[Extracts from a graphics dataset]

— Begin —

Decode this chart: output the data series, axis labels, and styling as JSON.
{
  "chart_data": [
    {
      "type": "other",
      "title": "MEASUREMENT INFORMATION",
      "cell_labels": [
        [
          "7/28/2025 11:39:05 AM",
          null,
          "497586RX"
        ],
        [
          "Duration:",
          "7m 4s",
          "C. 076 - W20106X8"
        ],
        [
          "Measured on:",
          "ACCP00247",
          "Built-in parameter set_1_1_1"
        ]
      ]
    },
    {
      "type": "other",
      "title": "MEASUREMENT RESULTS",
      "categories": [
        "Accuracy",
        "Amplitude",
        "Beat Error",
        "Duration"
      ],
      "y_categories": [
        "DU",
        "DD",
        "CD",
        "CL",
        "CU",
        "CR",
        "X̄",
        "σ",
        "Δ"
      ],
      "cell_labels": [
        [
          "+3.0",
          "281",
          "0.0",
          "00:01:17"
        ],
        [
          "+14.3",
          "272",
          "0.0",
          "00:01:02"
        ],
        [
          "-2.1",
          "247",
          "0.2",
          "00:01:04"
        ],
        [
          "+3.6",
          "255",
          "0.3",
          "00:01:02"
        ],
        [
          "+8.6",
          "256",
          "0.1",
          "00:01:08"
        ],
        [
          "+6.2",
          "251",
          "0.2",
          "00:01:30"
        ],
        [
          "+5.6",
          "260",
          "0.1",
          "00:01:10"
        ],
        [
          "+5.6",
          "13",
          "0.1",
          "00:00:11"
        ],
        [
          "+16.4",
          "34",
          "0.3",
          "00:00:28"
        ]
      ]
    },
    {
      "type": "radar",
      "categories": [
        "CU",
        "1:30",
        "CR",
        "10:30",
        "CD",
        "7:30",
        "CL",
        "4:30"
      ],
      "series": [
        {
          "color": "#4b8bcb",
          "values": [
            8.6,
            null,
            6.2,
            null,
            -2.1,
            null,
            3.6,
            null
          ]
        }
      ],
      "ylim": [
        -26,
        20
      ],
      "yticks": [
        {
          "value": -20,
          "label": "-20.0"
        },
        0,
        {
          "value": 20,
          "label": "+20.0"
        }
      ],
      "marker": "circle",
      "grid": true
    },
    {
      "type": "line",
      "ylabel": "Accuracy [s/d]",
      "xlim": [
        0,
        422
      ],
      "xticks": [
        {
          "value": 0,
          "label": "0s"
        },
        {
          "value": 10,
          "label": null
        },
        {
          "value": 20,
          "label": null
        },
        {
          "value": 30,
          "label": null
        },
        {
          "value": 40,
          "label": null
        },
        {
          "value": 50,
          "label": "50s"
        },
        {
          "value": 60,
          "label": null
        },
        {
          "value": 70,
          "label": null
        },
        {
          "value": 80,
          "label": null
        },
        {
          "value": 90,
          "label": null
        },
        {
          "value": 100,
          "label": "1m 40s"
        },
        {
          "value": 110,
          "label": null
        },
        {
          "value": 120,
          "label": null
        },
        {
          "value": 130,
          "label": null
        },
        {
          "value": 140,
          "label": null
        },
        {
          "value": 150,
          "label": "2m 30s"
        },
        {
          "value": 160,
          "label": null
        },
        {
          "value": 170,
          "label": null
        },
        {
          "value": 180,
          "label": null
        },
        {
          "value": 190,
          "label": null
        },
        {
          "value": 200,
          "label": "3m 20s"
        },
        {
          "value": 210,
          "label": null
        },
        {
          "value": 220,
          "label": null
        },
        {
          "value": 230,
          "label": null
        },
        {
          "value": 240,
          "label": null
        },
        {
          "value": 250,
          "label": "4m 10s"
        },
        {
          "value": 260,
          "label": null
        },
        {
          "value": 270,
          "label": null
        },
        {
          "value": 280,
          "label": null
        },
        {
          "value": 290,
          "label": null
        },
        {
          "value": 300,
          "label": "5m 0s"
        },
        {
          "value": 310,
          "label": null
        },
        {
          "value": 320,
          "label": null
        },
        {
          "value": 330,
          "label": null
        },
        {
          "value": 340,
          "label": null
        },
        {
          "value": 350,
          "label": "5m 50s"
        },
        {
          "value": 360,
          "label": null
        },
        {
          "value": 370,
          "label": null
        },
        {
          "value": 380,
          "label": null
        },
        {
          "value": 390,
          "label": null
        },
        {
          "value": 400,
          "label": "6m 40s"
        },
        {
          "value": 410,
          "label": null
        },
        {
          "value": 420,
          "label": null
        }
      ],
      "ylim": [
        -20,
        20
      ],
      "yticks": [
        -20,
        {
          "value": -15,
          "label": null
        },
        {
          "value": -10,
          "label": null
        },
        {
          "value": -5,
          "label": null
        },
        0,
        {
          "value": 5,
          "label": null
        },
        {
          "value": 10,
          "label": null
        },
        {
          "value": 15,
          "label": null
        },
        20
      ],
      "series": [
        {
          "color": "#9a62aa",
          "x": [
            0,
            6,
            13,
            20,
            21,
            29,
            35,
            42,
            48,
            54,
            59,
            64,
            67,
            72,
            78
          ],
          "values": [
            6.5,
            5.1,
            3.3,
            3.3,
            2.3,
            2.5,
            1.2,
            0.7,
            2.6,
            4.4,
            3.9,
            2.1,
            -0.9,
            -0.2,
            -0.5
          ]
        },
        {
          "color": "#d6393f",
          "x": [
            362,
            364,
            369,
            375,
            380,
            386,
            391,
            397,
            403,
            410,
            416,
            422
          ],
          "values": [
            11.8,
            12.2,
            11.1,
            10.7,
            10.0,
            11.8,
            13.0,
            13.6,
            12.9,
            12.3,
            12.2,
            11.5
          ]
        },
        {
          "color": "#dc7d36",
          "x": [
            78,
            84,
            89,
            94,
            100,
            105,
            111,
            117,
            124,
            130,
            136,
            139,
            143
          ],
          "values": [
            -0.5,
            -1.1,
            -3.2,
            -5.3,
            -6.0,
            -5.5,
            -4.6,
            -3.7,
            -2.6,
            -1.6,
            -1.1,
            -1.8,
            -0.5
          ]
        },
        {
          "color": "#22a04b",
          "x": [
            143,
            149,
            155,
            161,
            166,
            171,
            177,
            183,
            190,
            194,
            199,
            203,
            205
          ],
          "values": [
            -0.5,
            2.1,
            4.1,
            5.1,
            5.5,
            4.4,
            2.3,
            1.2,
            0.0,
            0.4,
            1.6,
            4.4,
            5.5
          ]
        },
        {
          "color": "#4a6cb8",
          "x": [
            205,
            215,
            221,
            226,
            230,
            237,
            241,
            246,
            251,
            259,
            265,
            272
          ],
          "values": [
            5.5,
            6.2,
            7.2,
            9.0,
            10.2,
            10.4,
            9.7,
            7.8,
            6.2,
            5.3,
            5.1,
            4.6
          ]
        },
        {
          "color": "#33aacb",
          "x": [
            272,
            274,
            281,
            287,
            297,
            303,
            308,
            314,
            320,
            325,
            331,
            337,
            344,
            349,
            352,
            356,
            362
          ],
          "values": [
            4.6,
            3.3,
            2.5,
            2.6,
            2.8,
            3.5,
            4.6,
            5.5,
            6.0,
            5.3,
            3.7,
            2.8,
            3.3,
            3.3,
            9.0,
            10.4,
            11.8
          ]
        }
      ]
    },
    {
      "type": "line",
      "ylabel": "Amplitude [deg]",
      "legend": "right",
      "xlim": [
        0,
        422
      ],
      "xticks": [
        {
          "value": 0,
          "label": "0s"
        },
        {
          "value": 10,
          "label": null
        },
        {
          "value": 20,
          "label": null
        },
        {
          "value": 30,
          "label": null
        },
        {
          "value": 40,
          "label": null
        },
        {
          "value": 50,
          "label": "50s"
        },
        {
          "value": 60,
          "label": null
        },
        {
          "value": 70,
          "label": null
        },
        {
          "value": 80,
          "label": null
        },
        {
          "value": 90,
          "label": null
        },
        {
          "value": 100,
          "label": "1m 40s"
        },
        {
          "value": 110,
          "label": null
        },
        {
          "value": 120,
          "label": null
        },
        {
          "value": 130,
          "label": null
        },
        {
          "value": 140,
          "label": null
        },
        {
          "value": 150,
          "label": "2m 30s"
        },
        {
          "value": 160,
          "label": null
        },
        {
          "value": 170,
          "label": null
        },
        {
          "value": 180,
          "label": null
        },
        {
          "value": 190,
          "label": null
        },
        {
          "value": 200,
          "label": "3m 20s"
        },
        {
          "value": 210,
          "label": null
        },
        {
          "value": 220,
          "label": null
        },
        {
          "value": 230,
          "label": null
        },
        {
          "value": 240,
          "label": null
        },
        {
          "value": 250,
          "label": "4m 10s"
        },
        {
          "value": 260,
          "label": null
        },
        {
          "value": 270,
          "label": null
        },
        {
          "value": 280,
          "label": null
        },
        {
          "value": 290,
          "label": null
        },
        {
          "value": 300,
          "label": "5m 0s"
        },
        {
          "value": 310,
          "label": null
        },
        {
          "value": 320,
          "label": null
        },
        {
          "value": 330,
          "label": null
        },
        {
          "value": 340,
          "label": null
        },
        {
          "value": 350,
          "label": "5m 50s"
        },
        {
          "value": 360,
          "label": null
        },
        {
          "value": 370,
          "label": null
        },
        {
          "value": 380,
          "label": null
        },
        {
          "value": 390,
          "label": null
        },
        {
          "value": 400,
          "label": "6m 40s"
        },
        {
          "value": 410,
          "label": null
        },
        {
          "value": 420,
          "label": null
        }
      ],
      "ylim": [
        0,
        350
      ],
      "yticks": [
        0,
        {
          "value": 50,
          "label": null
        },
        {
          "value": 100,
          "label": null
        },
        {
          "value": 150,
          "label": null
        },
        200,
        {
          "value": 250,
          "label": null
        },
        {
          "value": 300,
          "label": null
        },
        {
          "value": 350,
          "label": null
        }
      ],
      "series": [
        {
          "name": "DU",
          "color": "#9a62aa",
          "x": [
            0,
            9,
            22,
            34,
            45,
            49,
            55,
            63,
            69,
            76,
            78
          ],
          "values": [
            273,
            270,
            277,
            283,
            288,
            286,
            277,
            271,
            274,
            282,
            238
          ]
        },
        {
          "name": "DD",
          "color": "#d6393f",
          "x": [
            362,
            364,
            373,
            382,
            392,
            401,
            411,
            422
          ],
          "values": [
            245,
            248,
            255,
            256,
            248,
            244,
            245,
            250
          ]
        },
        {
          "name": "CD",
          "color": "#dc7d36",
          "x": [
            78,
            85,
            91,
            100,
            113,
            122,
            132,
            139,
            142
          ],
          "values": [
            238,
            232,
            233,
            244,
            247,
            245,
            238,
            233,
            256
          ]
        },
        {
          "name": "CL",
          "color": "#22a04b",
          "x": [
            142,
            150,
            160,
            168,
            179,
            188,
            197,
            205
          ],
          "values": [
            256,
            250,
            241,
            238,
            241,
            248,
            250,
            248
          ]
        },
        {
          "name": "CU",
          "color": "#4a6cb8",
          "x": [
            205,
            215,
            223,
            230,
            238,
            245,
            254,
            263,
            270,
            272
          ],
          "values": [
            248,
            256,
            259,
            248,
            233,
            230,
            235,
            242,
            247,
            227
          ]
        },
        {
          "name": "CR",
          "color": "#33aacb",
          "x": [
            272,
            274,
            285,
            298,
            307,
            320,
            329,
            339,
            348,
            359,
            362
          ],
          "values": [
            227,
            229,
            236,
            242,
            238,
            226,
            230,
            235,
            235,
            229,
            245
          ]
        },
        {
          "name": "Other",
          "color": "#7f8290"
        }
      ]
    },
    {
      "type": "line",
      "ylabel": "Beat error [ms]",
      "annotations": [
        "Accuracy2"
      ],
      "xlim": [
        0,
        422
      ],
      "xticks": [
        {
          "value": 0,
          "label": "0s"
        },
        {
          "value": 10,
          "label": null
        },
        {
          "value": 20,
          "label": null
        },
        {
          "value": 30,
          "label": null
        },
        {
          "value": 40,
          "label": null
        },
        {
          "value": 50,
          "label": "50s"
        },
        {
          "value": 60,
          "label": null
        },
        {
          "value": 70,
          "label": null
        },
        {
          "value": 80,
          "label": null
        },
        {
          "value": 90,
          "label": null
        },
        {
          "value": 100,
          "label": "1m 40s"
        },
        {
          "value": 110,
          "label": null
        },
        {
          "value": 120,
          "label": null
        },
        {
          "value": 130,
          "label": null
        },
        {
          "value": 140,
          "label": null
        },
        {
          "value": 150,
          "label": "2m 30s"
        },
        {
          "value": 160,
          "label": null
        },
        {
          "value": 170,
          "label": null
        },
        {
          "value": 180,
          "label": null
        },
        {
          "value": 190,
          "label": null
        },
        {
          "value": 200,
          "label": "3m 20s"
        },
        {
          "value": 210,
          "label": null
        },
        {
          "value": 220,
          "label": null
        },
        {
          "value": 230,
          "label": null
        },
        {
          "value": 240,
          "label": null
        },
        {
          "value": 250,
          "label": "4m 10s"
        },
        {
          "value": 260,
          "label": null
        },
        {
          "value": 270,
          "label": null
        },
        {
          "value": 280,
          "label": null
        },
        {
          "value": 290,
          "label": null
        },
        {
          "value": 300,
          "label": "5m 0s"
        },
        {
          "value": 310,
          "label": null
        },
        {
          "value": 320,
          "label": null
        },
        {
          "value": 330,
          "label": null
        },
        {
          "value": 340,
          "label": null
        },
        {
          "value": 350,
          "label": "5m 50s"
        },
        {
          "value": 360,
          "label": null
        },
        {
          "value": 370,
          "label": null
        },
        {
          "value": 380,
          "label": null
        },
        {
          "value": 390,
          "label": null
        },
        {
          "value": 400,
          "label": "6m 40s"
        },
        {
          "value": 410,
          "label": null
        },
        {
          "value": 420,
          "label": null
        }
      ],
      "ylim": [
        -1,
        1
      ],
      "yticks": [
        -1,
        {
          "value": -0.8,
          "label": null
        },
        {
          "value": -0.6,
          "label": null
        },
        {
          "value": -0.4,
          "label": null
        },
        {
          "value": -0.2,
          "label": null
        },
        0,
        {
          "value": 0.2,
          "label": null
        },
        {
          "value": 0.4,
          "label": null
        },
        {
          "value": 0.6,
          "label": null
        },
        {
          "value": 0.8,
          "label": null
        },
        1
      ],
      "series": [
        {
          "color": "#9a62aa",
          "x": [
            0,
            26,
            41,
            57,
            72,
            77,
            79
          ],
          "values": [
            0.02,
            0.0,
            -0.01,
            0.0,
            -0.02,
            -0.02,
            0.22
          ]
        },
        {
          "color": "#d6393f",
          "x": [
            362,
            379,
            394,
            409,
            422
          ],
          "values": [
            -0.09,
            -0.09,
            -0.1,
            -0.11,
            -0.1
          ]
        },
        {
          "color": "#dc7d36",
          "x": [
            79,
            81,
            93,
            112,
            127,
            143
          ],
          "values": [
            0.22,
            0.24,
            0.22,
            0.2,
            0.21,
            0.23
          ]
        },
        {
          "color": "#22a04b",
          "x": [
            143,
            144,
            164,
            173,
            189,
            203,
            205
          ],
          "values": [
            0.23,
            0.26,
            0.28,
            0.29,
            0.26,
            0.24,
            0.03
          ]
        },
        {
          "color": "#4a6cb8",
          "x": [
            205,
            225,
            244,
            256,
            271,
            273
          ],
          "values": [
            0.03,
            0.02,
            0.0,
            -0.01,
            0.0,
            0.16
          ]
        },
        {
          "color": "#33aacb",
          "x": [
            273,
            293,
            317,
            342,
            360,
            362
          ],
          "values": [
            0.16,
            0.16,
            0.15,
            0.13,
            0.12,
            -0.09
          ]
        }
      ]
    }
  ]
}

— End —

Go through the material above and count the lines that contain "name"; answer with the number alone.

7